─── ITEMS
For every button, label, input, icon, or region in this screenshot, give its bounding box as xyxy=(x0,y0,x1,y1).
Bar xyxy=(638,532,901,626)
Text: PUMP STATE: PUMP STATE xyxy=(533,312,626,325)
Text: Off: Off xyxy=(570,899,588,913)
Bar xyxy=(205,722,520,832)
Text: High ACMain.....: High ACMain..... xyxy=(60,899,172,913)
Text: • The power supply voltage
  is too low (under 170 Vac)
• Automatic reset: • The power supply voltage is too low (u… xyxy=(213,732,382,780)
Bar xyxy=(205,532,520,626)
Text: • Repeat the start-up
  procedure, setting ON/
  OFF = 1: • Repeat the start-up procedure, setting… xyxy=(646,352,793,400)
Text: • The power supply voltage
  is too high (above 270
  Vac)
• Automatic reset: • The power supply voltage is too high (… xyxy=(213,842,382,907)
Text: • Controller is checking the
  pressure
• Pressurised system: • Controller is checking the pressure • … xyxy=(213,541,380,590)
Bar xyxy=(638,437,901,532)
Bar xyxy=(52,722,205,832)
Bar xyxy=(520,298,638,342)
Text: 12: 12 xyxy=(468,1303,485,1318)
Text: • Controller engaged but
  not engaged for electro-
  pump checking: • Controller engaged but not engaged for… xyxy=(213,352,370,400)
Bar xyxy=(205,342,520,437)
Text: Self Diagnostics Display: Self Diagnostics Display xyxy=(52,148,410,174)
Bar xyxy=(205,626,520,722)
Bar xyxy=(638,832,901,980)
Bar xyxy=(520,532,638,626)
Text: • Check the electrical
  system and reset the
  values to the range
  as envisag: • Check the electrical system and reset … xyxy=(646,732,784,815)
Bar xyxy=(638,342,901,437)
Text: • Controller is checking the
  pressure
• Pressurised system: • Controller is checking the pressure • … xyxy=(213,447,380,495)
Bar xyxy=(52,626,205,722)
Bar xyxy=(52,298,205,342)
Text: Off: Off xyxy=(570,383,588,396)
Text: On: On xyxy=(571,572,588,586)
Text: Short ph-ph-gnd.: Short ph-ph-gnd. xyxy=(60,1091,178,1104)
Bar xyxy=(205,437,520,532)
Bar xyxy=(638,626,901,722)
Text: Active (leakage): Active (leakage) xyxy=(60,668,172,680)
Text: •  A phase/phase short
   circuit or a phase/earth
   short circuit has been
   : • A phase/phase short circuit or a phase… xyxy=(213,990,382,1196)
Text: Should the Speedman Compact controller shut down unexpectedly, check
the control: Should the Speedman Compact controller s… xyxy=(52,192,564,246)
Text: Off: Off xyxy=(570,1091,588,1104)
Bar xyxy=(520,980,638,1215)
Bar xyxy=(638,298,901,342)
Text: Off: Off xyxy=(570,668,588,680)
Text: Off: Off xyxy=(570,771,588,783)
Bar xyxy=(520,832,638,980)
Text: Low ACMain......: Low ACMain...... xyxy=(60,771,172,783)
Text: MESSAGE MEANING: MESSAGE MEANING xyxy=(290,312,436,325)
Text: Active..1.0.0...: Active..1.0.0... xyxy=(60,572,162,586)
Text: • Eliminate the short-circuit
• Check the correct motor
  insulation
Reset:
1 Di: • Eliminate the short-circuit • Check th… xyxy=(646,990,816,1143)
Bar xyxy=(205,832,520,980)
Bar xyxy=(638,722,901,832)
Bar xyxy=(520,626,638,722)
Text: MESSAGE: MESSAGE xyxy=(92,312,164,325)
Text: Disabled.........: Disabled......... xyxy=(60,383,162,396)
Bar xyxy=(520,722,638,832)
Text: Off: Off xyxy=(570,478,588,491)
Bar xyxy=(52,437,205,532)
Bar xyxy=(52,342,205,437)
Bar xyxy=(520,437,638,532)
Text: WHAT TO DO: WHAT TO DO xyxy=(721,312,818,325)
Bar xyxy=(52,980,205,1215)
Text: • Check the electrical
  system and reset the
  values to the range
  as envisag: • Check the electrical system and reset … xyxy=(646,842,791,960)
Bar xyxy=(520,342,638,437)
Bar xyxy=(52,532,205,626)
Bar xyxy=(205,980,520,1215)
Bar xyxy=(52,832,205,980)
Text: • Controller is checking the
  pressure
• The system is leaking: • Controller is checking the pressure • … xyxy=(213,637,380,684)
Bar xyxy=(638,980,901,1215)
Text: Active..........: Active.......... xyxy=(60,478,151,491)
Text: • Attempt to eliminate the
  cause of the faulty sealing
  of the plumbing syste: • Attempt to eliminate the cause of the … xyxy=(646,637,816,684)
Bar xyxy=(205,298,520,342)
──────
─── ITEMS
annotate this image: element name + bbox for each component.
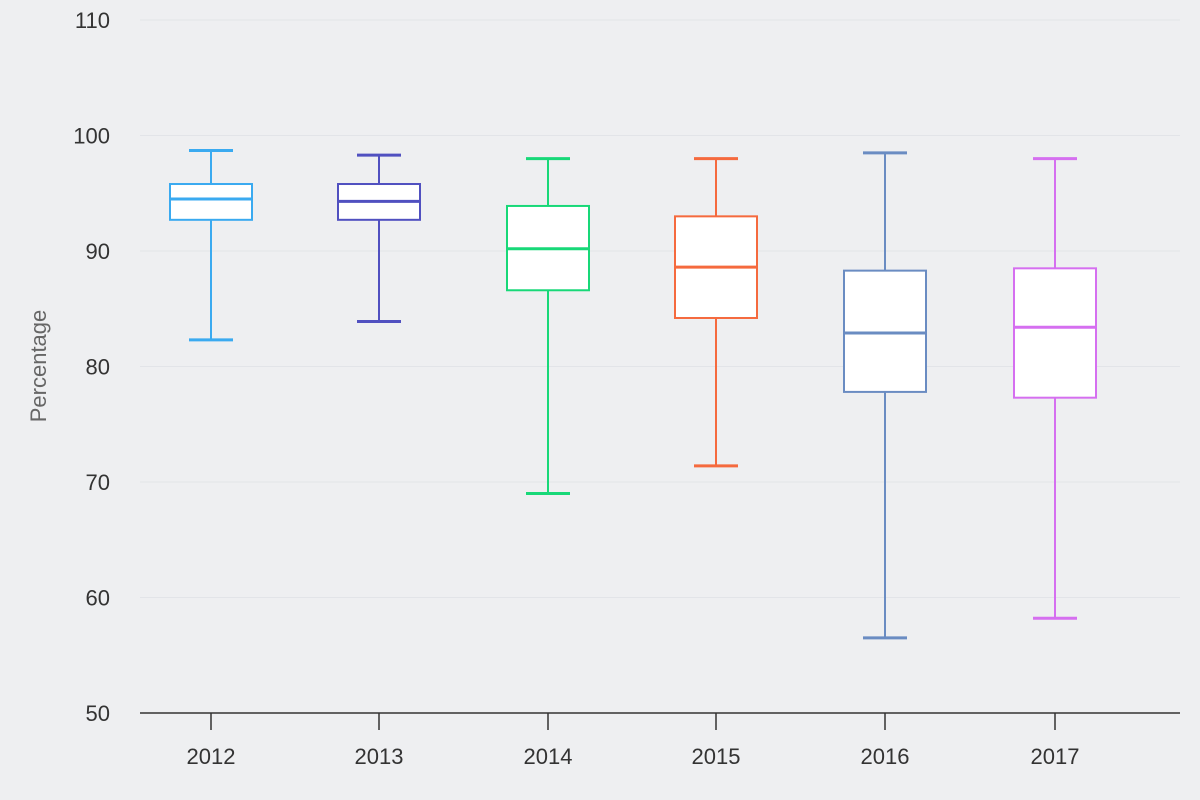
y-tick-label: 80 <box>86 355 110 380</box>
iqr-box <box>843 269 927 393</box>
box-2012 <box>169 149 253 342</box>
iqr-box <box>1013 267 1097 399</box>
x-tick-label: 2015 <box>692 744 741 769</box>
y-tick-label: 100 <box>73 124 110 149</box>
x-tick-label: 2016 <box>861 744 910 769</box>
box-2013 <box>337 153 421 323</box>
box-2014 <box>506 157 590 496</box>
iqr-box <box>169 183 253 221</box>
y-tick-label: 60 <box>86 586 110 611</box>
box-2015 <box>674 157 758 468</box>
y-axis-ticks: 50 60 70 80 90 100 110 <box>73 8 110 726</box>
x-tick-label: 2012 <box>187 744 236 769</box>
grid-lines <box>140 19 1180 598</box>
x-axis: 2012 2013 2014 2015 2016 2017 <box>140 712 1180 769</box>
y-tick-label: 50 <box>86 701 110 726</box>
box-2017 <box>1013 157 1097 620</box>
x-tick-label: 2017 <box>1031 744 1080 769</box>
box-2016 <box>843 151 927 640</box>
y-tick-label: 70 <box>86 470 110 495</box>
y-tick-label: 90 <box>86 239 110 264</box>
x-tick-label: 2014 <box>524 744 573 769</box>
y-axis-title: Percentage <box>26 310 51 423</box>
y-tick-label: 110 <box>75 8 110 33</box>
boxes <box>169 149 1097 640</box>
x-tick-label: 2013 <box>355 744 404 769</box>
──────
─── ITEMS
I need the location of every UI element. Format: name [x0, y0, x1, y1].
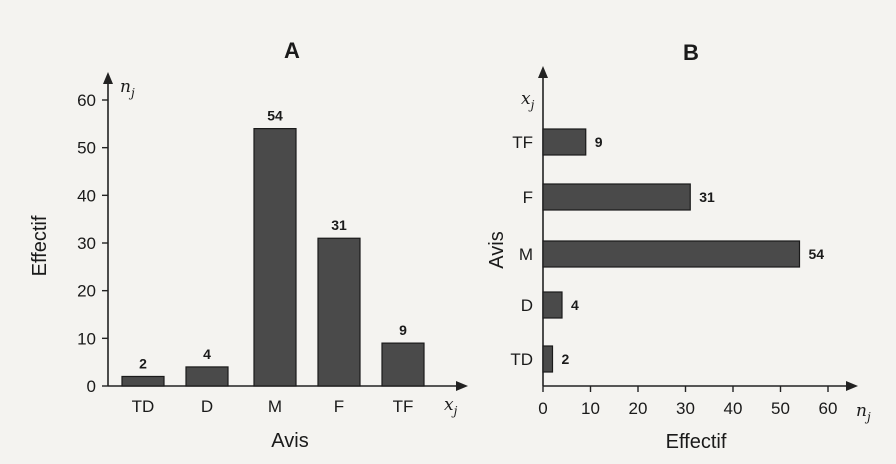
──────
Copy out the records word for word, from the line containing "For every button, label, input, icon, or" up to and including the line containing "pump checking: •".

▶ [EXERCISE OUTPUT]:
For every button, label, input, icon, or region in this screenshot, give its bounding box as xyxy=(x0,y0,x1,y1).
Bar xyxy=(638,532,901,626)
Text: PUMP STATE: PUMP STATE xyxy=(533,312,626,325)
Text: Off: Off xyxy=(570,899,588,913)
Bar xyxy=(205,722,520,832)
Text: High ACMain.....: High ACMain..... xyxy=(60,899,172,913)
Text: • The power supply voltage
  is too low (under 170 Vac)
• Automatic reset: • The power supply voltage is too low (u… xyxy=(213,732,382,780)
Bar xyxy=(205,532,520,626)
Text: • Repeat the start-up
  procedure, setting ON/
  OFF = 1: • Repeat the start-up procedure, setting… xyxy=(646,352,793,400)
Text: • The power supply voltage
  is too high (above 270
  Vac)
• Automatic reset: • The power supply voltage is too high (… xyxy=(213,842,382,907)
Text: • Controller is checking the
  pressure
• Pressurised system: • Controller is checking the pressure • … xyxy=(213,541,380,590)
Bar xyxy=(638,437,901,532)
Bar xyxy=(52,722,205,832)
Bar xyxy=(520,298,638,342)
Text: 12: 12 xyxy=(468,1303,485,1318)
Text: • Controller engaged but
  not engaged for electro-
  pump checking: • Controller engaged but not engaged for… xyxy=(213,352,370,400)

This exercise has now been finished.